Set exercise: Show every line in the entries below where the word "Registry" appears.

[Dataset records on visual material]
• • •
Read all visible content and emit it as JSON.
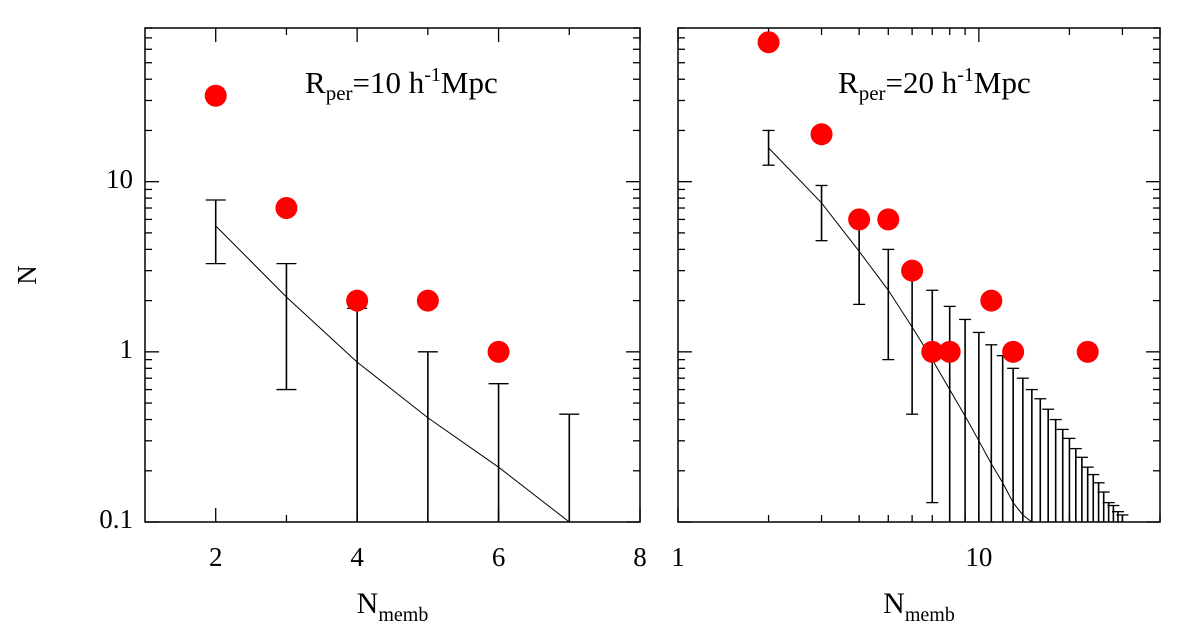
{
  "chart_data": [
    {
      "type": "scatter",
      "xscale": "linear",
      "yscale": "log",
      "xlim": [
        1,
        8
      ],
      "ylim": [
        0.1,
        80
      ],
      "xticks": [
        2,
        4,
        6,
        8
      ],
      "xminor": [
        3,
        5,
        7
      ],
      "yticks": [
        0.1,
        1,
        10
      ],
      "yminor": [
        0.2,
        0.3,
        0.4,
        0.5,
        0.6,
        0.7,
        0.8,
        0.9,
        2,
        3,
        4,
        5,
        6,
        7,
        8,
        9,
        20,
        30,
        40,
        50,
        60,
        70,
        80
      ],
      "show_ytick_labels": true,
      "ylabel": "N",
      "xlabel": {
        "base": "N",
        "sub": "memb"
      },
      "annotation": {
        "base": "R",
        "sub": "per",
        "mid": "=10 h",
        "sup": "-1",
        "end": "Mpc"
      },
      "points": {
        "color": "#ff0000",
        "x": [
          2,
          3,
          4,
          5,
          6
        ],
        "values": [
          32,
          7,
          2,
          2,
          1
        ]
      },
      "model": {
        "x": [
          2,
          3,
          4,
          5,
          6,
          7
        ],
        "values": [
          5.5,
          2.1,
          0.87,
          0.41,
          0.21,
          0.1
        ]
      },
      "error_bars": {
        "x": [
          2,
          3,
          4,
          5,
          6,
          7
        ],
        "lower": [
          3.3,
          0.6,
          0,
          0,
          0,
          0
        ],
        "upper": [
          7.8,
          3.3,
          1.8,
          1.0,
          0.65,
          0.43
        ]
      }
    },
    {
      "type": "scatter",
      "xscale": "log",
      "yscale": "log",
      "xlim": [
        1,
        40
      ],
      "ylim": [
        0.1,
        80
      ],
      "xticks": [
        1,
        10
      ],
      "xminor": [
        2,
        3,
        4,
        5,
        6,
        7,
        8,
        9,
        20,
        30,
        40
      ],
      "yticks": [
        0.1,
        1,
        10
      ],
      "yminor": [
        0.2,
        0.3,
        0.4,
        0.5,
        0.6,
        0.7,
        0.8,
        0.9,
        2,
        3,
        4,
        5,
        6,
        7,
        8,
        9,
        20,
        30,
        40,
        50,
        60,
        70,
        80
      ],
      "show_ytick_labels": false,
      "xlabel": {
        "base": "N",
        "sub": "memb"
      },
      "annotation": {
        "base": "R",
        "sub": "per",
        "mid": "=20 h",
        "sup": "-1",
        "end": "Mpc"
      },
      "points": {
        "color": "#ff0000",
        "x": [
          2,
          3,
          4,
          5,
          6,
          7,
          8,
          11,
          13,
          23
        ],
        "values": [
          66,
          19,
          6,
          6,
          3,
          1,
          1,
          2,
          1,
          1
        ]
      },
      "model": {
        "x": [
          2,
          3,
          4,
          5,
          6,
          7,
          8,
          9,
          10,
          11,
          12,
          13,
          14,
          15
        ],
        "values": [
          15.8,
          7.5,
          3.9,
          2.3,
          1.4,
          0.9,
          0.6,
          0.42,
          0.3,
          0.22,
          0.17,
          0.13,
          0.11,
          0.1
        ]
      },
      "error_bars": {
        "x": [
          2,
          3,
          4,
          5,
          6,
          7,
          8,
          9,
          10,
          11,
          12,
          13,
          14,
          15,
          16,
          17,
          18,
          19,
          20,
          21,
          22,
          23,
          24,
          25,
          26,
          27,
          28,
          29,
          30
        ],
        "lower": [
          12.5,
          4.5,
          1.9,
          0.9,
          0.43,
          0.13,
          0,
          0,
          0,
          0,
          0,
          0,
          0,
          0,
          0,
          0,
          0,
          0,
          0,
          0,
          0,
          0,
          0,
          0,
          0,
          0,
          0,
          0,
          0
        ],
        "upper": [
          20,
          9.5,
          6,
          4,
          2.9,
          2.3,
          1.85,
          1.55,
          1.3,
          1.1,
          0.95,
          0.8,
          0.7,
          0.6,
          0.53,
          0.46,
          0.4,
          0.35,
          0.31,
          0.27,
          0.24,
          0.21,
          0.19,
          0.17,
          0.15,
          0.13,
          0.125,
          0.115,
          0.11
        ]
      }
    }
  ]
}
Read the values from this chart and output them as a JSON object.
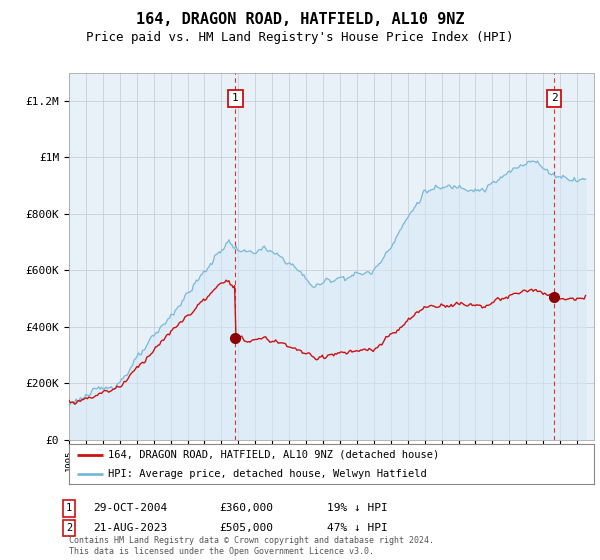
{
  "title": "164, DRAGON ROAD, HATFIELD, AL10 9NZ",
  "subtitle": "Price paid vs. HM Land Registry's House Price Index (HPI)",
  "ylim": [
    0,
    1300000
  ],
  "yticks": [
    0,
    200000,
    400000,
    600000,
    800000,
    1000000,
    1200000
  ],
  "ytick_labels": [
    "£0",
    "£200K",
    "£400K",
    "£600K",
    "£800K",
    "£1M",
    "£1.2M"
  ],
  "x_start_year": 1995,
  "x_end_year": 2026,
  "hpi_color": "#7ab8d9",
  "hpi_fill_color": "#d6eaf8",
  "price_color": "#cc1111",
  "marker1_year": 2004.83,
  "marker1_price": 360000,
  "marker2_year": 2023.64,
  "marker2_price": 505000,
  "legend_line1": "164, DRAGON ROAD, HATFIELD, AL10 9NZ (detached house)",
  "legend_line2": "HPI: Average price, detached house, Welwyn Hatfield",
  "annotation1_date": "29-OCT-2004",
  "annotation1_price": "£360,000",
  "annotation1_hpi": "19% ↓ HPI",
  "annotation2_date": "21-AUG-2023",
  "annotation2_price": "£505,000",
  "annotation2_hpi": "47% ↓ HPI",
  "footer": "Contains HM Land Registry data © Crown copyright and database right 2024.\nThis data is licensed under the Open Government Licence v3.0.",
  "bg_color": "#ffffff",
  "plot_bg_color": "#e8f0f8",
  "grid_color": "#c0c8d8",
  "title_fontsize": 11,
  "subtitle_fontsize": 9,
  "tick_fontsize": 8
}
• • •
The response:
  "subtitle": "Price paid vs. HM Land Registry's House Price Index (HPI)",
  "footer": "Contains HM Land Registry data © Crown copyright and database right 2024.\nThis data is licensed under the Open Government Licence v3.0.",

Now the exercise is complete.